### Description of the task:
Read the entries below and pull out each line with the string "this".

··· Records supplied ···

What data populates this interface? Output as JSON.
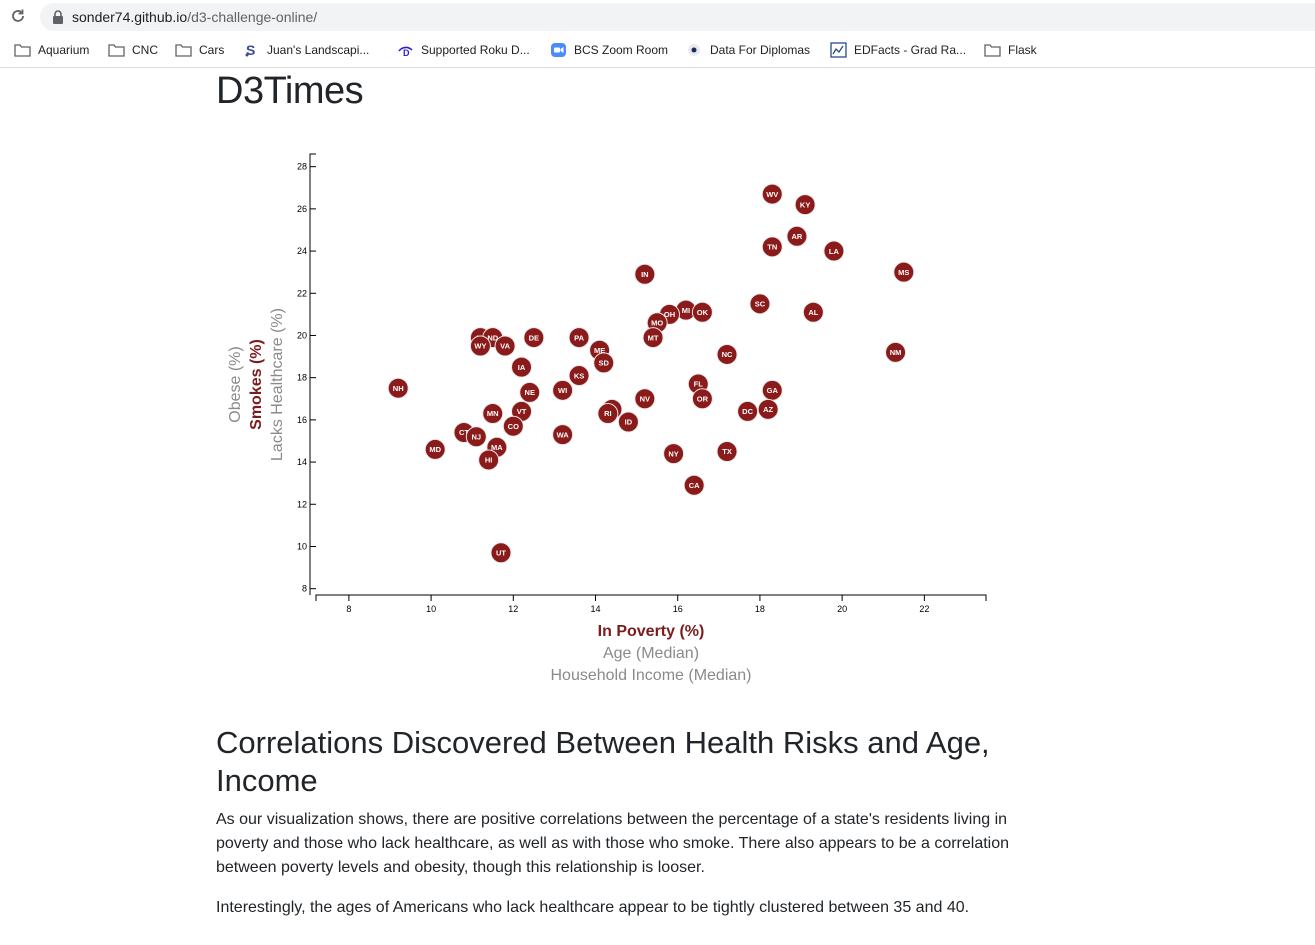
{
  "browser": {
    "url_host": "sonder74.github.io",
    "url_path": "/d3-challenge-online/",
    "bookmarks": [
      {
        "label": "Aquarium",
        "icon": "folder-icon"
      },
      {
        "label": "CNC",
        "icon": "folder-icon"
      },
      {
        "label": "Cars",
        "icon": "folder-icon"
      },
      {
        "label": "Juan's Landscapi...",
        "icon": "site-s-icon"
      },
      {
        "label": "Supported Roku D...",
        "icon": "site-d-icon"
      },
      {
        "label": "BCS Zoom Room",
        "icon": "zoom-icon"
      },
      {
        "label": "Data For Diplomas",
        "icon": "site-dot-icon"
      },
      {
        "label": "EDFacts - Grad Ra...",
        "icon": "site-ed-icon"
      },
      {
        "label": "Flask",
        "icon": "folder-icon"
      }
    ]
  },
  "page": {
    "title": "D3Times",
    "section_heading": "Correlations Discovered Between Health Risks and Age, Income",
    "paragraph1": "As our visualization shows, there are positive correlations between the percentage of a state's residents living in poverty and those who lack healthcare, as well as with those who smoke. There also appears to be a correlation between poverty levels and obesity, though this relationship is looser.",
    "paragraph2": "Interestingly, the ages of Americans who lack healthcare appear to be tightly clustered between 35 and 40."
  },
  "chart_data": {
    "type": "scatter",
    "x_axis_labels": [
      {
        "text": "In Poverty (%)",
        "active": true
      },
      {
        "text": "Age (Median)",
        "active": false
      },
      {
        "text": "Household Income (Median)",
        "active": false
      }
    ],
    "y_axis_labels": [
      {
        "text": "Obese (%)",
        "active": false
      },
      {
        "text": "Smokes (%)",
        "active": true
      },
      {
        "text": "Lacks Healthcare (%)",
        "active": false
      }
    ],
    "xlim": [
      7.2,
      23.5
    ],
    "ylim": [
      7.7,
      28.6
    ],
    "x_ticks": [
      8,
      10,
      12,
      14,
      16,
      18,
      20,
      22
    ],
    "y_ticks": [
      8,
      10,
      12,
      14,
      16,
      18,
      20,
      22,
      24,
      26,
      28
    ],
    "marker_color": "#8b1a1a",
    "points": [
      {
        "abbr": "WV",
        "x": 18.3,
        "y": 26.7
      },
      {
        "abbr": "KY",
        "x": 19.1,
        "y": 26.2
      },
      {
        "abbr": "AR",
        "x": 18.9,
        "y": 24.7
      },
      {
        "abbr": "TN",
        "x": 18.3,
        "y": 24.2
      },
      {
        "abbr": "LA",
        "x": 19.8,
        "y": 24.0
      },
      {
        "abbr": "IN",
        "x": 15.2,
        "y": 22.9
      },
      {
        "abbr": "MS",
        "x": 21.5,
        "y": 23.0
      },
      {
        "abbr": "SC",
        "x": 18.0,
        "y": 21.5
      },
      {
        "abbr": "AL",
        "x": 19.3,
        "y": 21.1
      },
      {
        "abbr": "MI",
        "x": 16.2,
        "y": 21.2
      },
      {
        "abbr": "OK",
        "x": 16.6,
        "y": 21.1
      },
      {
        "abbr": "OH",
        "x": 15.8,
        "y": 21.0
      },
      {
        "abbr": "MO",
        "x": 15.5,
        "y": 20.6
      },
      {
        "abbr": "MT",
        "x": 15.4,
        "y": 19.9
      },
      {
        "abbr": "AK",
        "x": 11.2,
        "y": 19.9
      },
      {
        "abbr": "ND",
        "x": 11.5,
        "y": 19.9
      },
      {
        "abbr": "WY",
        "x": 11.2,
        "y": 19.5
      },
      {
        "abbr": "VA",
        "x": 11.8,
        "y": 19.5
      },
      {
        "abbr": "DE",
        "x": 12.5,
        "y": 19.9
      },
      {
        "abbr": "PA",
        "x": 13.6,
        "y": 19.9
      },
      {
        "abbr": "ME",
        "x": 14.1,
        "y": 19.3
      },
      {
        "abbr": "NC",
        "x": 17.2,
        "y": 19.1
      },
      {
        "abbr": "NM",
        "x": 21.3,
        "y": 19.2
      },
      {
        "abbr": "SD",
        "x": 14.2,
        "y": 18.7
      },
      {
        "abbr": "IA",
        "x": 12.2,
        "y": 18.5
      },
      {
        "abbr": "KS",
        "x": 13.6,
        "y": 18.1
      },
      {
        "abbr": "NH",
        "x": 9.2,
        "y": 17.5
      },
      {
        "abbr": "WI",
        "x": 13.2,
        "y": 17.4
      },
      {
        "abbr": "NE",
        "x": 12.4,
        "y": 17.3
      },
      {
        "abbr": "FL",
        "x": 16.5,
        "y": 17.7
      },
      {
        "abbr": "GA",
        "x": 18.3,
        "y": 17.4
      },
      {
        "abbr": "NV",
        "x": 15.2,
        "y": 17.0
      },
      {
        "abbr": "OR",
        "x": 16.6,
        "y": 17.0
      },
      {
        "abbr": "IL",
        "x": 14.4,
        "y": 16.5
      },
      {
        "abbr": "RI",
        "x": 14.3,
        "y": 16.3
      },
      {
        "abbr": "VT",
        "x": 12.2,
        "y": 16.4
      },
      {
        "abbr": "MN",
        "x": 11.5,
        "y": 16.3
      },
      {
        "abbr": "DC",
        "x": 17.7,
        "y": 16.4
      },
      {
        "abbr": "AZ",
        "x": 18.2,
        "y": 16.5
      },
      {
        "abbr": "ID",
        "x": 14.8,
        "y": 15.9
      },
      {
        "abbr": "CO",
        "x": 12.0,
        "y": 15.7
      },
      {
        "abbr": "CT",
        "x": 10.8,
        "y": 15.4
      },
      {
        "abbr": "NJ",
        "x": 11.1,
        "y": 15.2
      },
      {
        "abbr": "WA",
        "x": 13.2,
        "y": 15.3
      },
      {
        "abbr": "MD",
        "x": 10.1,
        "y": 14.6
      },
      {
        "abbr": "MA",
        "x": 11.6,
        "y": 14.7
      },
      {
        "abbr": "HI",
        "x": 11.4,
        "y": 14.1
      },
      {
        "abbr": "NY",
        "x": 15.9,
        "y": 14.4
      },
      {
        "abbr": "TX",
        "x": 17.2,
        "y": 14.5
      },
      {
        "abbr": "CA",
        "x": 16.4,
        "y": 12.9
      },
      {
        "abbr": "UT",
        "x": 11.7,
        "y": 9.7
      }
    ]
  }
}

···

### In response:
What data populates this interface? Output as JSON.
    "paragraph1": "As our visualization shows, there are positive correlations between the percentage of a state's residents living in poverty and those who lack healthcare, as well as with those who smoke. There also appears to be a correlation between poverty levels and obesity, though this relationship is looser.",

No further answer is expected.